Given request 1:
In the Civil War post, what are the answers to these?
(a) On what date did Virginians ratify their articles of secession?
(b) Which unit did Colonel Elmer Ellsworth lead across the Potomac?
(c) In what year were the Zouaves of the French Army first raised in Algeria?
Given request 2:
Extract the passage of the Civil War post between "First flag of" and "known as Zouaves.", inclusive.
Given request 3:
Does each statement below agree with the Civil War post? Answer yes or no, and quote the words that decide it.
(a) Confederate forces under P.G.T. Beauregard bombarded Fort Sumter on 12 April 1861.
(b) Confederate forces fought to keep the Union out of Alexandria.
(c) A Royal decree formally recognized the Zouave corps in 1833.
## start Supplied passage
Saturday, May 16, 2015

Perspective

Hotel Monaco, Alexandria, Virginia
In December of 1860, South Carolina seceded from the Union.

By March of 1861, after Abraham Lincoln's election to the Presidency, six more states followed South Carolina in leaving the Union.

On 12 April 1861, Confederate forces under P.G.T. Beauregard bombard Fort Sumter off the coast of Charleston, South Carolina. The Civil War begins. (I won't belabor what everyone calls this war, as all historians know, the victor gets to name the battle/war. The North won, the South lost. Thus, The Civil War. My own personal sympathies lean towards States Rights. The Federal government has usurped far too much power for my tastes.)

On May 23rd, Virginians ratified their own articles of secession. The Confederacy was now just across the Potomac from Washington D.C.!

Across the river, a large Confederate flag flew atop the Marshall House, an inn in the town of Alexandria, Virginia. Clearly visible from the capital of the Union. Our story begins here.

First flag of the Confederacy. This was the flag flying over the Marshall House.

One of my earliest memories of the Civil War was reading about the death of Colonel Elmer Ellsworth of the 11th New York Volunteer Infantry. This was a state unit whose uniform was based on light infantry units of the French Army known as Zouaves.
The Zouaves of the French Army were first raised in Algeria in 1831 with one and later two battalions, initially recruited solely from the Zouaoua (or Zwāwa), a tribe of Berbers located in the mountains of the Jurjura Range. The Zouaoua had formerly provided soldiers for the deys of Algiers and in August 1830 the commander of the French expeditionary force which had occupied the city recommended their continued employment in this role. The existence of the new corps was formally recognized by a Royal decree dated 7 March 1833. In 1838 a third battalion was raised, and the regiment thus formed was commanded by Major de Lamoriciere. Shortly afterwards the formation of the Tirailleurs algériens, the Turcos, as the corps for Muslim troops, changed the enlistment for the Zouave battalions, and they became a purely French body. W


The way I heard the story as a young boy has the 11th New York being ordered across the Potomac as part of occupation of Alexandria. The Confederate forces withdrew without contesting the Union occupation of the city.

 Well, the troops withdrew without a fight...
On May 24, Ellsworth led the 11th New York across the Potomac and into the streets of Alexandria uncontested. He detached some men to take the railroad station while he led others to secure the telegraph office. On his way there, Ellsworth turned a corner and came face to face with the Marshall House Inn, atop of which the banner was still flying. He ordered a company of infantry as reinforcements and continued on his way to the telegraph office. But suddenly, Ellsworth changed his mind, turned around, and went up the steps of the Marshall House.
## end Supplied passage
## start Record extracts
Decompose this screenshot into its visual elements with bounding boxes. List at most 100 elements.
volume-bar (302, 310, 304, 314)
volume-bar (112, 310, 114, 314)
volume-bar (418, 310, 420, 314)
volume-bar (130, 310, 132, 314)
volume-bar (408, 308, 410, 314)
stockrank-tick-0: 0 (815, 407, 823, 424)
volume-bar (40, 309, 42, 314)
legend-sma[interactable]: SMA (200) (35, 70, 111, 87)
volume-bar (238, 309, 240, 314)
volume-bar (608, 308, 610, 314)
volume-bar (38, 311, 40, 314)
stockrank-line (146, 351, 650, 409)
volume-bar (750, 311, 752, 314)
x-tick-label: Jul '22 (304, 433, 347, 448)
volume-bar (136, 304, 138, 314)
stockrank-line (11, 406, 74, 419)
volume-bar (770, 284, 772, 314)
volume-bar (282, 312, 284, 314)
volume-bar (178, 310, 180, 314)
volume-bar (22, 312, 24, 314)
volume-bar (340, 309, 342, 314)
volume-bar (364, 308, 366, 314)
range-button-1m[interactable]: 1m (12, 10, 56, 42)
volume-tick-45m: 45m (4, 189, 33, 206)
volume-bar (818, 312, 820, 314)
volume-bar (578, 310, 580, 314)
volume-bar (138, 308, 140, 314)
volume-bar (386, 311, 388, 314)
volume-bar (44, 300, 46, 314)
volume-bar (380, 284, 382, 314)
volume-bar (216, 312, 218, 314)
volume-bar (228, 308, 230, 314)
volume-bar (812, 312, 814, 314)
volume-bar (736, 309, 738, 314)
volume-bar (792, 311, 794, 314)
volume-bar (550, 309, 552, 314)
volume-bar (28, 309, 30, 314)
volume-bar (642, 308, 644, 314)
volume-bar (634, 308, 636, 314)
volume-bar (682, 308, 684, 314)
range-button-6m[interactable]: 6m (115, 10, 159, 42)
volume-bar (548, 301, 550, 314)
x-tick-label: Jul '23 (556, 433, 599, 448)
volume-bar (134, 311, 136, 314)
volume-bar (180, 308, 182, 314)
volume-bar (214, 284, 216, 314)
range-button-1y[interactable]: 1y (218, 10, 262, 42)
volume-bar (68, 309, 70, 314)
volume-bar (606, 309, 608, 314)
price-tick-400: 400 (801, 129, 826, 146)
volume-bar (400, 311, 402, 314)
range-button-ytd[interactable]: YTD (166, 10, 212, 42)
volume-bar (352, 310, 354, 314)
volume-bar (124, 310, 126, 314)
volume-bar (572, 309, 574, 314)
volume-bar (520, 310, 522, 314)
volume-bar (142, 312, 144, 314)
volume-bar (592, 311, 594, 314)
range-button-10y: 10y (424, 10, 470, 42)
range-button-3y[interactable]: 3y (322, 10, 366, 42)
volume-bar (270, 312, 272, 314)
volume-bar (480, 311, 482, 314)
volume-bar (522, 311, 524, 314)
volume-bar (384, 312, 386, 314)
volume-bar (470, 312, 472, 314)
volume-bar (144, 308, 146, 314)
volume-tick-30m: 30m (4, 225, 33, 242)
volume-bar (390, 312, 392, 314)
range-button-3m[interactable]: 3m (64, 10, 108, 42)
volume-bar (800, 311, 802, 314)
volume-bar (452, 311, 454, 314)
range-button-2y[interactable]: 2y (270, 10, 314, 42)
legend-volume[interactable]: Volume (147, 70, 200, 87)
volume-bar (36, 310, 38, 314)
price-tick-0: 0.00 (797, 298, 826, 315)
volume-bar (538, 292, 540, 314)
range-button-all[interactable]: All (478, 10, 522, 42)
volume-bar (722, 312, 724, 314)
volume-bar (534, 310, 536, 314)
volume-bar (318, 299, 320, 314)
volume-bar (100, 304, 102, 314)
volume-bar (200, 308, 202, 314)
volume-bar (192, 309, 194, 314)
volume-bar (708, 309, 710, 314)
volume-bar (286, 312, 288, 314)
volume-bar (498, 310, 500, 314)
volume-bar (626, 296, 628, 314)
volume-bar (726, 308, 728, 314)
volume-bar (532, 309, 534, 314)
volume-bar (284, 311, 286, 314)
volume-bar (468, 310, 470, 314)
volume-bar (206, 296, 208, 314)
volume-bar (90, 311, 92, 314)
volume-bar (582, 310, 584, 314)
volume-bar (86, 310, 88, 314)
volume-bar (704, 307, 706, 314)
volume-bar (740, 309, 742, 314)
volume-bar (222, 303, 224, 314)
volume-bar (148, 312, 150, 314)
## end Record extracts
Exercise solution 1:
(a) May 23rd
(b) The 11th New York Volunteer Infantry
(c) 1831

Exercise solution 2:
First flag of the Confederacy. This was the flag flying over the Marshall House.

One of my earliest memories of the Civil War was reading about the death of Colonel Elmer Ellsworth of the 11th New York Volunteer Infantry. This was a state unit whose uniform was based on light infantry units of the French Army known as Zouaves.

Exercise solution 3:
(a) Yes: "On 12 April 1861, Confederate forces under P.G.T. Beauregard bombard Fort Sumter off the coast of Charleston, South Carolina."
(b) No: "The Confederate forces withdrew without contesting the Union occupation of the city."
(c) Yes: "The existence of the new corps was formally recognized by a Royal decree dated 7 March 1833."